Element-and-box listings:
((
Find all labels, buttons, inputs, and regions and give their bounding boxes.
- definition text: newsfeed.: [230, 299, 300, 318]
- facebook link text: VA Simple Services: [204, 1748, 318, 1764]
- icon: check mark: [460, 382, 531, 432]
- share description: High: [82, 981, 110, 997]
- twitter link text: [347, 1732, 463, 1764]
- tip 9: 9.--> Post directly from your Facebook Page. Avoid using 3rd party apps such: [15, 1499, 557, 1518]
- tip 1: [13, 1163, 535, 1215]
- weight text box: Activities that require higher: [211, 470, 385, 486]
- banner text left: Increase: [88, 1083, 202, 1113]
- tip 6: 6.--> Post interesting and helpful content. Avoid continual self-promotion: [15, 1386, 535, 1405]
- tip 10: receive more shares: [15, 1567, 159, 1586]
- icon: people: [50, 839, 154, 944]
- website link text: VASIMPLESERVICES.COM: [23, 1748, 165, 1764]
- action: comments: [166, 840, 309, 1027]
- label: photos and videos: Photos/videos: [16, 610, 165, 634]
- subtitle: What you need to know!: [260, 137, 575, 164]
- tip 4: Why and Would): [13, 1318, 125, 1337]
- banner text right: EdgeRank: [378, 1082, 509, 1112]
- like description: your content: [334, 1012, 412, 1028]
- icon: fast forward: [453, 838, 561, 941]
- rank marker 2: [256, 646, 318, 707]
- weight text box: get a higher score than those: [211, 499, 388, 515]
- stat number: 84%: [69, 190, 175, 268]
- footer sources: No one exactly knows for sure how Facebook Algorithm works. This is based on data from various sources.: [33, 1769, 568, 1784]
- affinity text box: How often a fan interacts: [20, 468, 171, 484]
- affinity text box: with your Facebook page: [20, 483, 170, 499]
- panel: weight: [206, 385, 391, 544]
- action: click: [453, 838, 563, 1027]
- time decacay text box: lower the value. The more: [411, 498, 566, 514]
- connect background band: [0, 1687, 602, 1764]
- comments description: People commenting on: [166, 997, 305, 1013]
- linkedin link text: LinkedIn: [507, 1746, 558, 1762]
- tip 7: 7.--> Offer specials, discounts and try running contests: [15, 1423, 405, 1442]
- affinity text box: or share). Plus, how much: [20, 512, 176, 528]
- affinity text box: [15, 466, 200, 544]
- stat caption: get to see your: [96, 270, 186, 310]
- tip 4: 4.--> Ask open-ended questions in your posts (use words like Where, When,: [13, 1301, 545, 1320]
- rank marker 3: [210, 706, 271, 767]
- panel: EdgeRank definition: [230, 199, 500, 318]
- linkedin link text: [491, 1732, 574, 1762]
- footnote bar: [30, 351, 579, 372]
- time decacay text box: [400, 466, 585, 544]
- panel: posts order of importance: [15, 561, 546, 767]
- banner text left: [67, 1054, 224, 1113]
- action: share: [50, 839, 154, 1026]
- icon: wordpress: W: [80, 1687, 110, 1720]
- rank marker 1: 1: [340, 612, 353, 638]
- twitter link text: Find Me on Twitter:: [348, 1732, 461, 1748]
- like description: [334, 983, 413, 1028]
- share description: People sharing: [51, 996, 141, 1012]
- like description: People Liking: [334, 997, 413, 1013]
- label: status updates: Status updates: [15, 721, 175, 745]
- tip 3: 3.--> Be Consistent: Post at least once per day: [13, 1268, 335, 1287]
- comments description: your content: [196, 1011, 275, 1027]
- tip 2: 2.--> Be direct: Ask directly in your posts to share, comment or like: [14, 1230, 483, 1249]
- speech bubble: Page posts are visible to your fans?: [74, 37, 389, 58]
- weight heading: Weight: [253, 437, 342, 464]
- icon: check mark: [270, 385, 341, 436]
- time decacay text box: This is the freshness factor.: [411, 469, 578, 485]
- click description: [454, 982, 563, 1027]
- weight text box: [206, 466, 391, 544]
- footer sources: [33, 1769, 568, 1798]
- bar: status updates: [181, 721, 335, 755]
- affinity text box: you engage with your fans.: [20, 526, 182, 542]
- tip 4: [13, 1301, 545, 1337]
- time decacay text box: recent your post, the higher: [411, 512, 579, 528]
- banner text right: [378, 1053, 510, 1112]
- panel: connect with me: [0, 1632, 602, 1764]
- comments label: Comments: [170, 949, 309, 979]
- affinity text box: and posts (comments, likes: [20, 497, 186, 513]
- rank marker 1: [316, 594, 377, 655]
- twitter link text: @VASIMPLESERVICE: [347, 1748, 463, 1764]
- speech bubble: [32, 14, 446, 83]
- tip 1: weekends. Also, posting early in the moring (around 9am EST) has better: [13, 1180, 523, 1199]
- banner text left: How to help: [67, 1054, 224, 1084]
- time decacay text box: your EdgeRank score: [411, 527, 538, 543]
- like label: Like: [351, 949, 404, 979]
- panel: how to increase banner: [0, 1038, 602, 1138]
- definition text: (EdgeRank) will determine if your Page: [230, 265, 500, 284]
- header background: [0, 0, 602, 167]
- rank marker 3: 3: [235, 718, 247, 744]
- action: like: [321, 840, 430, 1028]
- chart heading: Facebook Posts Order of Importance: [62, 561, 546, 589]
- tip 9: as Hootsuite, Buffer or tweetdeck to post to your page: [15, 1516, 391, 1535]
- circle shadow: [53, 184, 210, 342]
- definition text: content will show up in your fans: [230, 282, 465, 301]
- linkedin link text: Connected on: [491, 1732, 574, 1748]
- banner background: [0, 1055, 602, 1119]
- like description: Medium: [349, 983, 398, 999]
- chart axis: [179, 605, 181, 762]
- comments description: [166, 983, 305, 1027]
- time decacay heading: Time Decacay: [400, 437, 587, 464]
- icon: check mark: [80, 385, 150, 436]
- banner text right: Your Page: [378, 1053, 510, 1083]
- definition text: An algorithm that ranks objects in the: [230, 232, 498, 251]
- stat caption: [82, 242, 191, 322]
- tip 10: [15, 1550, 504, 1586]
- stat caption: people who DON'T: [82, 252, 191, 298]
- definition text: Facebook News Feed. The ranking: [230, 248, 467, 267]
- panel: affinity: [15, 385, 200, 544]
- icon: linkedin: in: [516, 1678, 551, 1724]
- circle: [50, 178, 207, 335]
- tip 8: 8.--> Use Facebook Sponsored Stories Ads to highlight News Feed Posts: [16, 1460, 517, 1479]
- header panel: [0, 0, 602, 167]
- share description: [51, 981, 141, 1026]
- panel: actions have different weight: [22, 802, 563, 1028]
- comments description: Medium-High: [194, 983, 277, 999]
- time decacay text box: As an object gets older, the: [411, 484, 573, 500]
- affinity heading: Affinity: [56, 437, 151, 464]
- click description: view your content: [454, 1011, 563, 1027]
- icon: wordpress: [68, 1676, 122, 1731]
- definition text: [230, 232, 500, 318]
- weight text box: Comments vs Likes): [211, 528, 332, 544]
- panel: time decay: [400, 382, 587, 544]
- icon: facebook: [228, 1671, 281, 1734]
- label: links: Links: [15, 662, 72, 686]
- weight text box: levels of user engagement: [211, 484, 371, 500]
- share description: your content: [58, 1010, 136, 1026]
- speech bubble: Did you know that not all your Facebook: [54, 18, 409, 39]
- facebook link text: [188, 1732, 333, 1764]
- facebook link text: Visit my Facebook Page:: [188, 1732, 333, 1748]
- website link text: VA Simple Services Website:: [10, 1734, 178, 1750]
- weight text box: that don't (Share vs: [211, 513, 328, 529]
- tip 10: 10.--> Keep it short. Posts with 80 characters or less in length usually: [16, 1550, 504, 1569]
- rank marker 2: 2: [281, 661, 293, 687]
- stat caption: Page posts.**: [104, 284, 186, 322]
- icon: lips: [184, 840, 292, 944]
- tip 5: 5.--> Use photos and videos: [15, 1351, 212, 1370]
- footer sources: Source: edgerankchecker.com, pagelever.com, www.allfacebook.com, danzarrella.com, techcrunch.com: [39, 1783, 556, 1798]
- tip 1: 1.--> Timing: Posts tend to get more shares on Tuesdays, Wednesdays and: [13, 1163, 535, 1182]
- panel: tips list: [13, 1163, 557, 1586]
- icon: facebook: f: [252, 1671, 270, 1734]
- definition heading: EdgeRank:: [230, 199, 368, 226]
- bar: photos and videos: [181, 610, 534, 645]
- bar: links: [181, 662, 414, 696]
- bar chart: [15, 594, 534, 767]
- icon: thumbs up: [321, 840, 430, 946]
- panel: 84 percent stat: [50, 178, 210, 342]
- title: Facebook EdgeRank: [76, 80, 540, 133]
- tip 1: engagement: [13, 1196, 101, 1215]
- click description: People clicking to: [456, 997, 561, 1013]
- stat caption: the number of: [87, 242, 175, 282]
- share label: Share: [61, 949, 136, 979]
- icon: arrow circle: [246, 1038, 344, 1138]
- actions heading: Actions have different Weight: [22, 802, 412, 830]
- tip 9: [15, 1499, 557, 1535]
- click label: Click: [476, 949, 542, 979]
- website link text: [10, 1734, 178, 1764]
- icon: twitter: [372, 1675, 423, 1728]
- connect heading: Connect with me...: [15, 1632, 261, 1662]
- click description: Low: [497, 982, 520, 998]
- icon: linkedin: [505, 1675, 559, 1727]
))
Copy out, word for word, the stretch of the material from its first line through the line containing "- icon: check mark: [460, 382, 531, 432]", including both of those lines.

> **FINISHED TASK**
Find all labels, buttons, inputs, and regions and give their bounding boxes.
- definition text: newsfeed.: [230, 299, 300, 318]
- facebook link text: VA Simple Services: [204, 1748, 318, 1764]
- icon: check mark: [460, 382, 531, 432]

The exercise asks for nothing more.